** START OF Data for this exercise **
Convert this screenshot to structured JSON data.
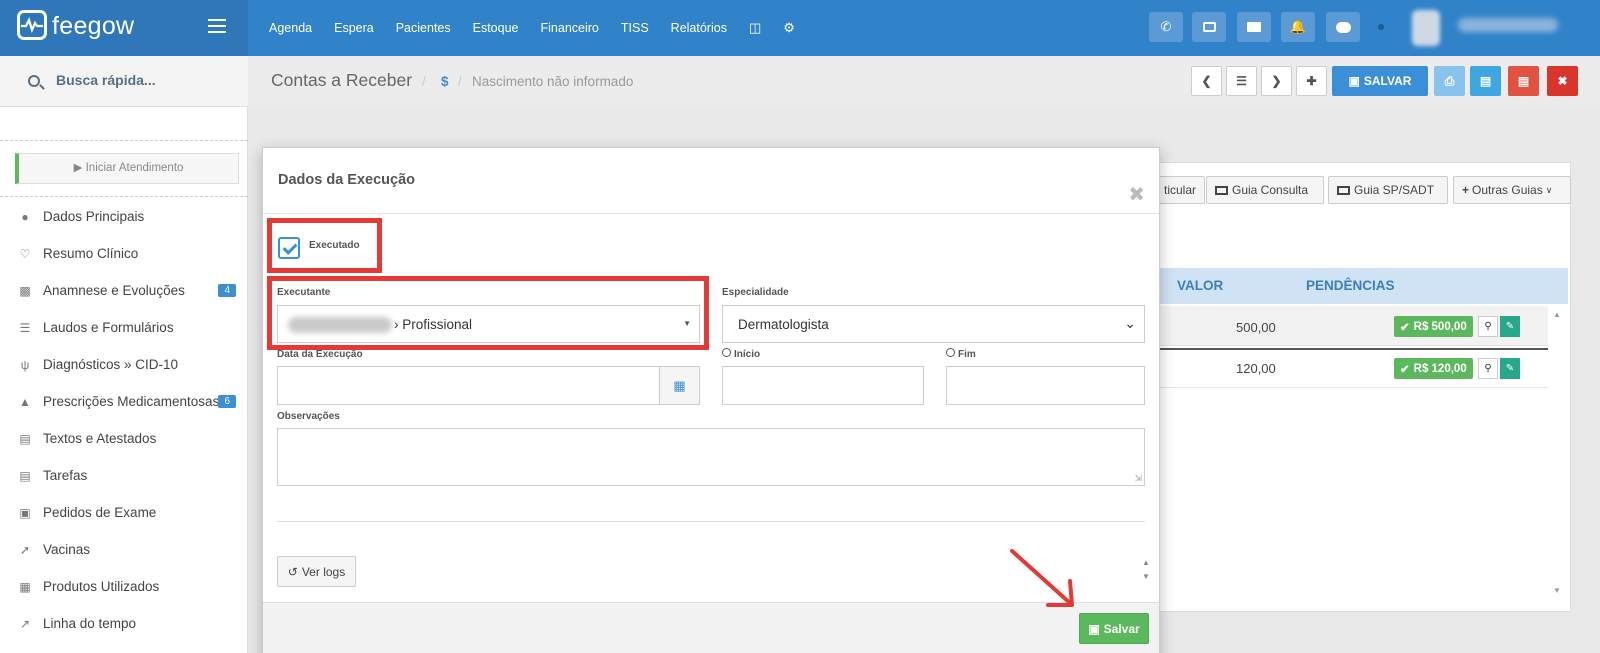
{
  "app": {
    "logo": "feegow"
  },
  "nav": [
    "Agenda",
    "Espera",
    "Pacientes",
    "Estoque",
    "Financeiro",
    "TISS",
    "Relatórios"
  ],
  "search": {
    "placeholder": "Busca rápida..."
  },
  "sidebar": {
    "start_button": "▶ Iniciar Atendimento",
    "items": [
      {
        "label": "Dados Principais",
        "icon": "user-icon"
      },
      {
        "label": "Resumo Clínico",
        "icon": "heart-icon"
      },
      {
        "label": "Anamnese e Evoluções",
        "icon": "bar-chart-icon",
        "badge": "4"
      },
      {
        "label": "Laudos e Formulários",
        "icon": "list-icon"
      },
      {
        "label": "Diagnósticos » CID-10",
        "icon": "stethoscope-icon"
      },
      {
        "label": "Prescrições Medicamentosas",
        "icon": "flask-icon",
        "badge": "6"
      },
      {
        "label": "Textos e Atestados",
        "icon": "document-icon"
      },
      {
        "label": "Tarefas",
        "icon": "document-icon"
      },
      {
        "label": "Pedidos de Exame",
        "icon": "clipboard-icon"
      },
      {
        "label": "Vacinas",
        "icon": "syringe-icon"
      },
      {
        "label": "Produtos Utilizados",
        "icon": "briefcase-icon"
      },
      {
        "label": "Linha do tempo",
        "icon": "line-chart-icon"
      }
    ]
  },
  "header": {
    "title": "Contas a Receber",
    "currency_symbol": "$",
    "subtitle": "Nascimento não informado",
    "save_label": "SALVAR"
  },
  "background": {
    "guide_buttons": [
      "ticular",
      "Guia Consulta",
      "Guia SP/SADT",
      "Outras Guias"
    ],
    "columns": [
      "VALOR",
      "PENDÊNCIAS"
    ],
    "rows": [
      {
        "valor": "500,00",
        "pendencia": "R$ 500,00"
      },
      {
        "valor": "120,00",
        "pendencia": "R$ 120,00"
      }
    ]
  },
  "modal": {
    "title": "Dados da Execução",
    "executado_label": "Executado",
    "executado_checked": true,
    "executante_label": "Executante",
    "executante_value": "› Profissional",
    "especialidade_label": "Especialidade",
    "especialidade_value": "Dermatologista",
    "data_label": "Data da Execução",
    "inicio_label": "Início",
    "fim_label": "Fim",
    "obs_label": "Observações",
    "logs_button": "Ver logs",
    "save_button": "Salvar"
  },
  "colors": {
    "primary": "#3183c9",
    "success": "#5cb85c",
    "highlight": "#e53935"
  }
}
** END OF Data for this exercise **
- **Aim of the exercise**:
Leave out the pictures and transcribe the entries above exactly.

- **Output for this exercise**:
Convert this screenshot to structured JSON data.
{
  "app": {
    "logo": "feegow"
  },
  "nav": [
    "Agenda",
    "Espera",
    "Pacientes",
    "Estoque",
    "Financeiro",
    "TISS",
    "Relatórios"
  ],
  "search": {
    "placeholder": "Busca rápida..."
  },
  "sidebar": {
    "start_button": "▶ Iniciar Atendimento",
    "items": [
      {
        "label": "Dados Principais",
        "icon": "user-icon"
      },
      {
        "label": "Resumo Clínico",
        "icon": "heart-icon"
      },
      {
        "label": "Anamnese e Evoluções",
        "icon": "bar-chart-icon",
        "badge": "4"
      },
      {
        "label": "Laudos e Formulários",
        "icon": "list-icon"
      },
      {
        "label": "Diagnósticos » CID-10",
        "icon": "stethoscope-icon"
      },
      {
        "label": "Prescrições Medicamentosas",
        "icon": "flask-icon",
        "badge": "6"
      },
      {
        "label": "Textos e Atestados",
        "icon": "document-icon"
      },
      {
        "label": "Tarefas",
        "icon": "document-icon"
      },
      {
        "label": "Pedidos de Exame",
        "icon": "clipboard-icon"
      },
      {
        "label": "Vacinas",
        "icon": "syringe-icon"
      },
      {
        "label": "Produtos Utilizados",
        "icon": "briefcase-icon"
      },
      {
        "label": "Linha do tempo",
        "icon": "line-chart-icon"
      }
    ]
  },
  "header": {
    "title": "Contas a Receber",
    "currency_symbol": "$",
    "subtitle": "Nascimento não informado",
    "save_label": "SALVAR"
  },
  "background": {
    "guide_buttons": [
      "ticular",
      "Guia Consulta",
      "Guia SP/SADT",
      "Outras Guias"
    ],
    "columns": [
      "VALOR",
      "PENDÊNCIAS"
    ],
    "rows": [
      {
        "valor": "500,00",
        "pendencia": "R$ 500,00"
      },
      {
        "valor": "120,00",
        "pendencia": "R$ 120,00"
      }
    ]
  },
  "modal": {
    "title": "Dados da Execução",
    "executado_label": "Executado",
    "executado_checked": true,
    "executante_label": "Executante",
    "executante_value": "› Profissional",
    "especialidade_label": "Especialidade",
    "especialidade_value": "Dermatologista",
    "data_label": "Data da Execução",
    "inicio_label": "Início",
    "fim_label": "Fim",
    "obs_label": "Observações",
    "logs_button": "Ver logs",
    "save_button": "Salvar"
  },
  "colors": {
    "primary": "#3183c9",
    "success": "#5cb85c",
    "highlight": "#e53935"
  }
}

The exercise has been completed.